*YOUR GOAL:* Count every line below containing "groups"; state the number only.

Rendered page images
Segment Open
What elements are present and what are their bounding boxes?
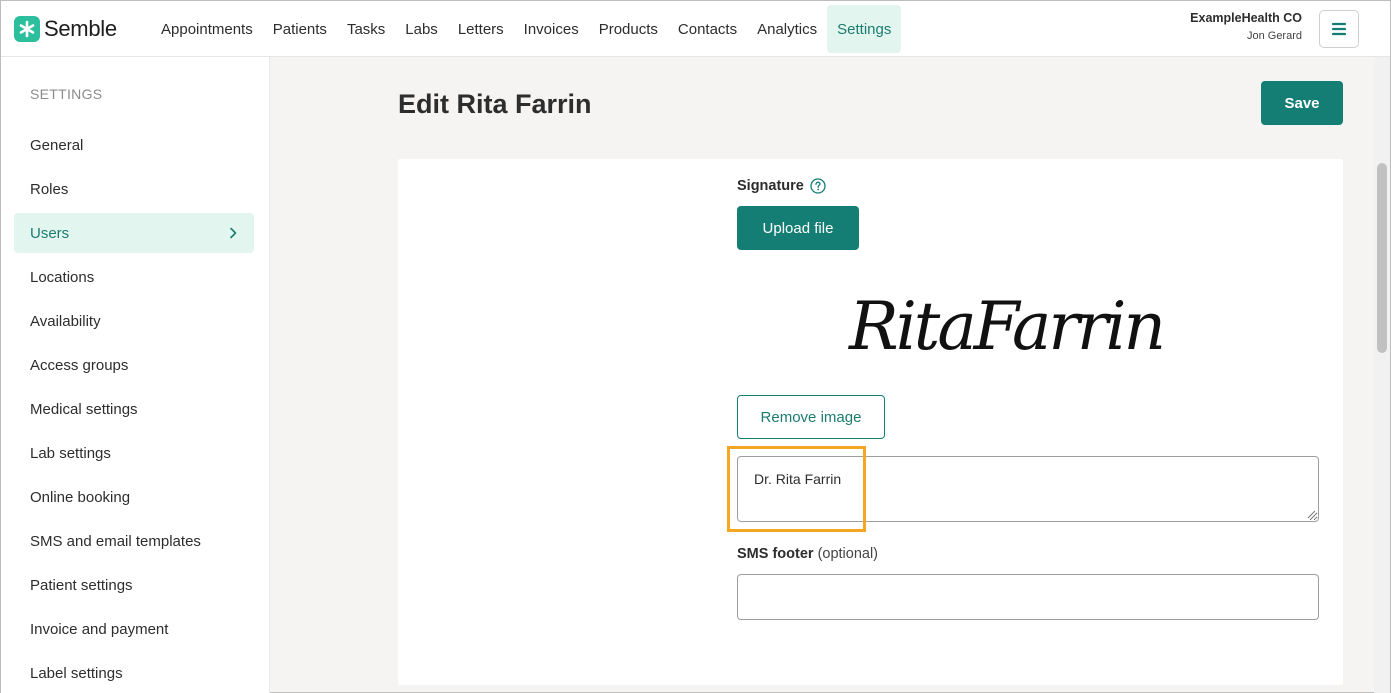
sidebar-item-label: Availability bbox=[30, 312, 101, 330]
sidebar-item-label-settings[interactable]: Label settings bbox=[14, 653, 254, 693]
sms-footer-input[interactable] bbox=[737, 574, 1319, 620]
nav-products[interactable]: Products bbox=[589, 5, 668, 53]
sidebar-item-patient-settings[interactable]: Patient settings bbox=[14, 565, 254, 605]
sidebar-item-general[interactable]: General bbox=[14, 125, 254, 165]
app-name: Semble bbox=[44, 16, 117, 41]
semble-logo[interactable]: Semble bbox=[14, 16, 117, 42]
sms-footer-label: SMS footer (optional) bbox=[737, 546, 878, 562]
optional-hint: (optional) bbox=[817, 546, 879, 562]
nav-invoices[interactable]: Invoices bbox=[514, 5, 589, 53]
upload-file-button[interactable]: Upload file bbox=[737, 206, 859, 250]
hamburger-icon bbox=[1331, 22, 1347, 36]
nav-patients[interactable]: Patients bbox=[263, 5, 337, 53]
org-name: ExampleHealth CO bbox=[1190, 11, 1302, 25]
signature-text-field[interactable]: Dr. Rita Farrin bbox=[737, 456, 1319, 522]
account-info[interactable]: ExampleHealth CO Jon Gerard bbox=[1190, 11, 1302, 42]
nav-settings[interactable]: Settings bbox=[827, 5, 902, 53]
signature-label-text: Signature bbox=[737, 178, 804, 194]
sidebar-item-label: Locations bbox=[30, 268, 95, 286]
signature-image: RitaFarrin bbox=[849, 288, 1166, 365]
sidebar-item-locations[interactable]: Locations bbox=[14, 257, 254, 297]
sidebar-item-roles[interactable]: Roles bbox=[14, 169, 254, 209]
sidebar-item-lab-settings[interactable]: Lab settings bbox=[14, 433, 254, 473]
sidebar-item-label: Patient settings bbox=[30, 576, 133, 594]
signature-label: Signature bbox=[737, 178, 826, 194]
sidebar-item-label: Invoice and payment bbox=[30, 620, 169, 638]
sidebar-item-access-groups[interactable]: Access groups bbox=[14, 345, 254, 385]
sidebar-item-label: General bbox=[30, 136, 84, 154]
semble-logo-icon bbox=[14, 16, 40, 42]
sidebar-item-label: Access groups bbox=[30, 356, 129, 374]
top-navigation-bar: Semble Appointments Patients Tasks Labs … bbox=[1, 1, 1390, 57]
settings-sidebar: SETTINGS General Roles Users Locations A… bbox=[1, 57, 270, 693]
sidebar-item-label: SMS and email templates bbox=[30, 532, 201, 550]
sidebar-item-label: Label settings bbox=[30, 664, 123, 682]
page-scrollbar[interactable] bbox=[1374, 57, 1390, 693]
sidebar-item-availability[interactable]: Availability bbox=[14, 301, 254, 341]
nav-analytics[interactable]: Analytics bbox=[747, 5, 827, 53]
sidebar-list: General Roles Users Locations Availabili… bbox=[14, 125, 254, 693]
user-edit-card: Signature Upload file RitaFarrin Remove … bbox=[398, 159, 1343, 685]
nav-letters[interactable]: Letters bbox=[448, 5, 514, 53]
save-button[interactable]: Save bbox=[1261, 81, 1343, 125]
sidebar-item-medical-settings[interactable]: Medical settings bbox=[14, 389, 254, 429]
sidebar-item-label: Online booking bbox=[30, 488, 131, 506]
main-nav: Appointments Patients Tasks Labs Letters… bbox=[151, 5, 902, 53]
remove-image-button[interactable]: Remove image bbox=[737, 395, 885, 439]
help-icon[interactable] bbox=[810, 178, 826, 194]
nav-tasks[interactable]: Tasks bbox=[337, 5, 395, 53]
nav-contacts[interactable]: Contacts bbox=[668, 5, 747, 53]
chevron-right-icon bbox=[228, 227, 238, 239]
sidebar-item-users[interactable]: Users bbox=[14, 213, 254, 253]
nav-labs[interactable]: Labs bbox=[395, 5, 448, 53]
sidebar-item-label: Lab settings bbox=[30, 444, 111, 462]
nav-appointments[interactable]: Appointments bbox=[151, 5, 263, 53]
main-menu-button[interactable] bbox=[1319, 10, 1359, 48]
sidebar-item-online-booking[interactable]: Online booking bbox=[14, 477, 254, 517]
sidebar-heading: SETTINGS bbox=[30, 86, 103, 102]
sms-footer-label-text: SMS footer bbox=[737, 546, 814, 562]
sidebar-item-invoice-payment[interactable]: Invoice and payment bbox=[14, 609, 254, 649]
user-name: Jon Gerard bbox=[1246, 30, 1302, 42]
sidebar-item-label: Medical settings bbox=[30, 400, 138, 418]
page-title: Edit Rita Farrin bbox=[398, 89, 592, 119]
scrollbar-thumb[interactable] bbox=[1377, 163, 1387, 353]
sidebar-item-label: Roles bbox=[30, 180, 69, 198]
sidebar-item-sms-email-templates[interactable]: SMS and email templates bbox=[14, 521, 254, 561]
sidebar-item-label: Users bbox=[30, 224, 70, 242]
Segment Closed
*OUTPUT OF THE TASK:* 2